* begin ENTRIES *
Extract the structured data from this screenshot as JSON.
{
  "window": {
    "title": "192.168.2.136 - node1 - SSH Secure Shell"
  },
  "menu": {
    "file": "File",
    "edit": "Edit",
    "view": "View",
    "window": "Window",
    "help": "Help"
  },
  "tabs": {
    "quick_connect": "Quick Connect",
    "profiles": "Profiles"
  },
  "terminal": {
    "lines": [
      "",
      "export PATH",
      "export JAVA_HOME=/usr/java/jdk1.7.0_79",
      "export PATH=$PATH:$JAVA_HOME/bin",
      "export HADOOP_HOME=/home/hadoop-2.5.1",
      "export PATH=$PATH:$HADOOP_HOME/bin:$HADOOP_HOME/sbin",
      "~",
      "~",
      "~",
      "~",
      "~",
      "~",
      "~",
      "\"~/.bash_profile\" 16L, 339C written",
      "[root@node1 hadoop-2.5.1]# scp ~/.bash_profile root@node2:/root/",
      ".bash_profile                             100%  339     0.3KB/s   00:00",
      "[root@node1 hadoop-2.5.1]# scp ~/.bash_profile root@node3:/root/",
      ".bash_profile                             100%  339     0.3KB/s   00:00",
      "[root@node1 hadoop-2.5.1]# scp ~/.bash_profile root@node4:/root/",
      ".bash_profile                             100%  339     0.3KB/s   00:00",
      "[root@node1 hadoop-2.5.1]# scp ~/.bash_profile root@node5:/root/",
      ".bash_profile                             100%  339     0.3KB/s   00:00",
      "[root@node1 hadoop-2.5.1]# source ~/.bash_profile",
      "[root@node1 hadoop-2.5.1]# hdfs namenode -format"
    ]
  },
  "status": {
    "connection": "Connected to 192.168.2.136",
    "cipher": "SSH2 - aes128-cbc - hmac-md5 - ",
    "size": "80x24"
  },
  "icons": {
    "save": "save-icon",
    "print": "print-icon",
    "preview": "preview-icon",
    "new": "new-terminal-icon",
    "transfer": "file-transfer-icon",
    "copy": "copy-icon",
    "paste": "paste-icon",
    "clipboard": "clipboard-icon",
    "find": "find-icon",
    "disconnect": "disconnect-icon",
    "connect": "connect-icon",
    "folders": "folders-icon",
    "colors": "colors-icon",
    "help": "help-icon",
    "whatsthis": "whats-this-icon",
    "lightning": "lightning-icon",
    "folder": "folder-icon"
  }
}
* end ENTRIES *
* begin ENTRIES *
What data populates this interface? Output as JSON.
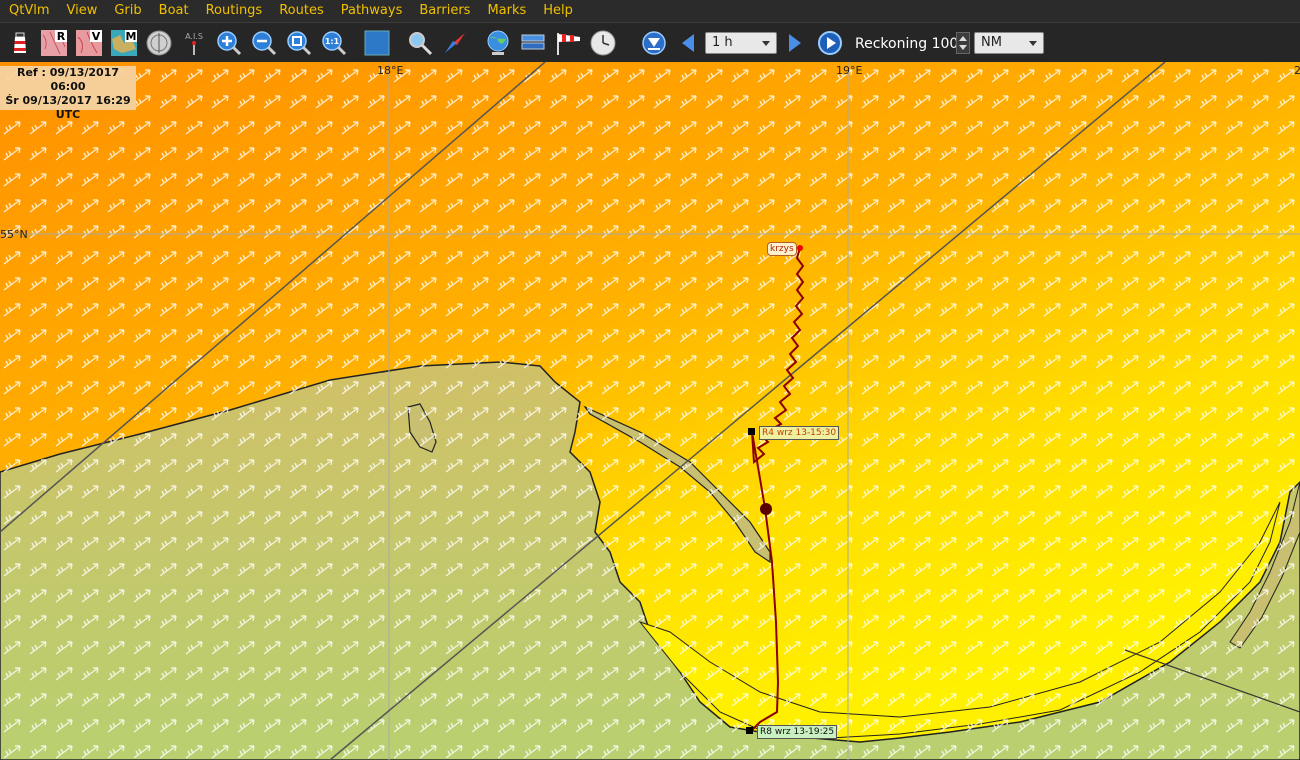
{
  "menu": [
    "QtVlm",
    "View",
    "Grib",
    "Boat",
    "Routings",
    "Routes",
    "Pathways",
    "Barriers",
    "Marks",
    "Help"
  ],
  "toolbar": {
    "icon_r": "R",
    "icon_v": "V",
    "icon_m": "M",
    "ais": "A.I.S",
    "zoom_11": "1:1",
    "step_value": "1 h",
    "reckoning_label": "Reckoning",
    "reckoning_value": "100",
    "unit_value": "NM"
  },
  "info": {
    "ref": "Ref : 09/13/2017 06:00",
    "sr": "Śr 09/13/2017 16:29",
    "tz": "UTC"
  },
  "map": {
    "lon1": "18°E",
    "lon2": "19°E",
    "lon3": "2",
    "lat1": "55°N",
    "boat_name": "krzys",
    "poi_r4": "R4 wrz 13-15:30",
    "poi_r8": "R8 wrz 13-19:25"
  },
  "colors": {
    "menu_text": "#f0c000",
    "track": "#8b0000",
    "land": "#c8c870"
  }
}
* end ENTRIES *
* begin ENTRIES *
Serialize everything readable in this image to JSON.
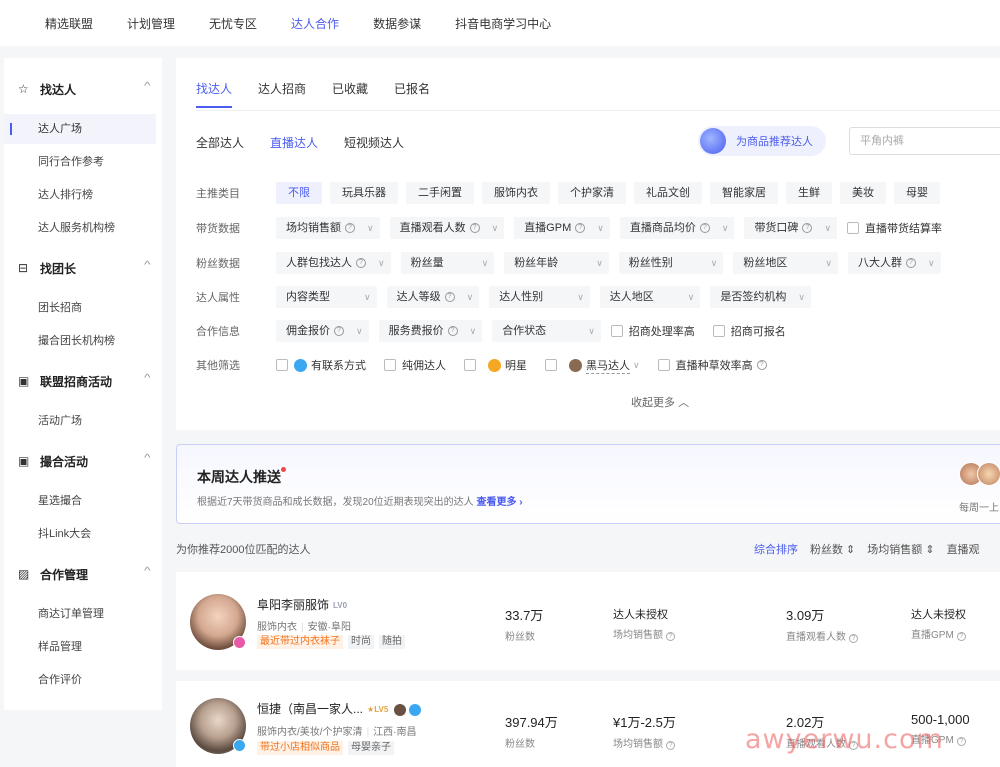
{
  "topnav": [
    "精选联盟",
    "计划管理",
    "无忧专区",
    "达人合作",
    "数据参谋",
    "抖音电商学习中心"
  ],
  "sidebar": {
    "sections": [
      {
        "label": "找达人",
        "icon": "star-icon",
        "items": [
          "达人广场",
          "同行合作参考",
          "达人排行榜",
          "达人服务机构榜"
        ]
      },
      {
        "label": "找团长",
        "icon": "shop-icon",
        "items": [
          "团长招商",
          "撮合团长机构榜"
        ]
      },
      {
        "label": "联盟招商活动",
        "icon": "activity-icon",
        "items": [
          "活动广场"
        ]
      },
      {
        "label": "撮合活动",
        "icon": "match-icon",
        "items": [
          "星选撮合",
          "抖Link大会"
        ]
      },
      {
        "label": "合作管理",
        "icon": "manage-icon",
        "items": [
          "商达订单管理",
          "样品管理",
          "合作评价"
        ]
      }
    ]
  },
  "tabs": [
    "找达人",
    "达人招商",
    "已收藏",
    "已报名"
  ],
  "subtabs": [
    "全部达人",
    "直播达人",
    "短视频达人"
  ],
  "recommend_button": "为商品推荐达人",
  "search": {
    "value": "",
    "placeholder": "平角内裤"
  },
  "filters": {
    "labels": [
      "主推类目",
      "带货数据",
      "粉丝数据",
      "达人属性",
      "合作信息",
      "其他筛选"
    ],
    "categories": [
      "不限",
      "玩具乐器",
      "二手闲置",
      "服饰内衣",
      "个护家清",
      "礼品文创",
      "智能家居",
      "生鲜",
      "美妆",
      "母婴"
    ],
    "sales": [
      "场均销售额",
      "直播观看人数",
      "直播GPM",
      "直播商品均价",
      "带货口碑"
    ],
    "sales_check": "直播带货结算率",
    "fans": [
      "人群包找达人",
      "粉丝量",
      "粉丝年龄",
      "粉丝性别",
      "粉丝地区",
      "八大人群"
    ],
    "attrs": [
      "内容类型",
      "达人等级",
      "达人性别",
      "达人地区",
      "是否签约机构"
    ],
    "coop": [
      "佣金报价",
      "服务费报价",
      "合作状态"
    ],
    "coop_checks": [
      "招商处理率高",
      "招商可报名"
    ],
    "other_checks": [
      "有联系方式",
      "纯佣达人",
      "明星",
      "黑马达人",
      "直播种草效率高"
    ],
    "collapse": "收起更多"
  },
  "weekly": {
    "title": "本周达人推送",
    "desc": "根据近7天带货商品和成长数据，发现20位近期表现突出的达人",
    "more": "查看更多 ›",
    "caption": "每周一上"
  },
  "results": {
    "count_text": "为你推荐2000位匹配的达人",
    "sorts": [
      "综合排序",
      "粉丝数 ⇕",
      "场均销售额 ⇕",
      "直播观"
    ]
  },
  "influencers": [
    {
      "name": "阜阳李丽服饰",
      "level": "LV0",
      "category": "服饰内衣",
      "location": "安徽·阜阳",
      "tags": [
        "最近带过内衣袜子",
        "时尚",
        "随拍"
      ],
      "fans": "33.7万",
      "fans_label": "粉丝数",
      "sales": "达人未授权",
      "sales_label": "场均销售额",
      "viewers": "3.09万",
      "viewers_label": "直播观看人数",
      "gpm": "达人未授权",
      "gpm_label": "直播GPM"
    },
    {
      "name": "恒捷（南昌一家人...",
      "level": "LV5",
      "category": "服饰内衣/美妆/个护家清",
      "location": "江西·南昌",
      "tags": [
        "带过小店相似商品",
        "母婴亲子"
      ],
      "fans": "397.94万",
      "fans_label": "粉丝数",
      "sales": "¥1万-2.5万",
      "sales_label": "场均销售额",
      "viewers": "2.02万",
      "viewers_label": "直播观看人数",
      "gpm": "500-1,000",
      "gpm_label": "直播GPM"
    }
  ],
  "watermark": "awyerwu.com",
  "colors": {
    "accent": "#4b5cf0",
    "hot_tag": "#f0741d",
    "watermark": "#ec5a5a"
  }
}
* end ENTRIES *
• **THE TASK**
Copy out every line holding the string "title".

• **FINISHED EXERCISE**
    "title": "192.168.2.136 - node1 - SSH Secure Shell"
    "title": "本周达人推送",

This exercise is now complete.